--- Begin ---
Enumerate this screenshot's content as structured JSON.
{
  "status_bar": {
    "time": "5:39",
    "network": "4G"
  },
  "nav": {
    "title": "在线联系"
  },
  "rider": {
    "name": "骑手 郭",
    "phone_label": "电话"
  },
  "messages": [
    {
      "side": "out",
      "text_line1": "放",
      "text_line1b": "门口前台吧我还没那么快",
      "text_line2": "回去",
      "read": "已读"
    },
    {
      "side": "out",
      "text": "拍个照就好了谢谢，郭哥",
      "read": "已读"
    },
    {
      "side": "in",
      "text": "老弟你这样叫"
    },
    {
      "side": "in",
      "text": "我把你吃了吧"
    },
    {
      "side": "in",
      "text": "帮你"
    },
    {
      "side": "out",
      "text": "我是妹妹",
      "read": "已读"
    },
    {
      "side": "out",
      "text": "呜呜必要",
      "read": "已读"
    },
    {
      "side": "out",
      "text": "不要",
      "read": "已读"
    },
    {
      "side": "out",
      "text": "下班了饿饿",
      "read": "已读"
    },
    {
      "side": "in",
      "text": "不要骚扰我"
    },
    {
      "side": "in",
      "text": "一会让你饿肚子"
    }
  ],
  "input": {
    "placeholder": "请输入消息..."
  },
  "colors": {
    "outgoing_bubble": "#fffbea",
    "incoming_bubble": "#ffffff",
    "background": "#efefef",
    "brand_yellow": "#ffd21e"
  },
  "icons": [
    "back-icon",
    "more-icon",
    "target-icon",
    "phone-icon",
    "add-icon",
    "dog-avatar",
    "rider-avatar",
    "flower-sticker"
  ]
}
--- End ---
Short problem
What is needed here is an exact reproduction of all the entries.

Task output
Enumerate this screenshot's content as structured JSON.
{
  "status_bar": {
    "time": "5:39",
    "network": "4G"
  },
  "nav": {
    "title": "在线联系"
  },
  "rider": {
    "name": "骑手 郭",
    "phone_label": "电话"
  },
  "messages": [
    {
      "side": "out",
      "text_line1": "放",
      "text_line1b": "门口前台吧我还没那么快",
      "text_line2": "回去",
      "read": "已读"
    },
    {
      "side": "out",
      "text": "拍个照就好了谢谢，郭哥",
      "read": "已读"
    },
    {
      "side": "in",
      "text": "老弟你这样叫"
    },
    {
      "side": "in",
      "text": "我把你吃了吧"
    },
    {
      "side": "in",
      "text": "帮你"
    },
    {
      "side": "out",
      "text": "我是妹妹",
      "read": "已读"
    },
    {
      "side": "out",
      "text": "呜呜必要",
      "read": "已读"
    },
    {
      "side": "out",
      "text": "不要",
      "read": "已读"
    },
    {
      "side": "out",
      "text": "下班了饿饿",
      "read": "已读"
    },
    {
      "side": "in",
      "text": "不要骚扰我"
    },
    {
      "side": "in",
      "text": "一会让你饿肚子"
    }
  ],
  "input": {
    "placeholder": "请输入消息..."
  },
  "colors": {
    "outgoing_bubble": "#fffbea",
    "incoming_bubble": "#ffffff",
    "background": "#efefef",
    "brand_yellow": "#ffd21e"
  },
  "icons": [
    "back-icon",
    "more-icon",
    "target-icon",
    "phone-icon",
    "add-icon",
    "dog-avatar",
    "rider-avatar",
    "flower-sticker"
  ]
}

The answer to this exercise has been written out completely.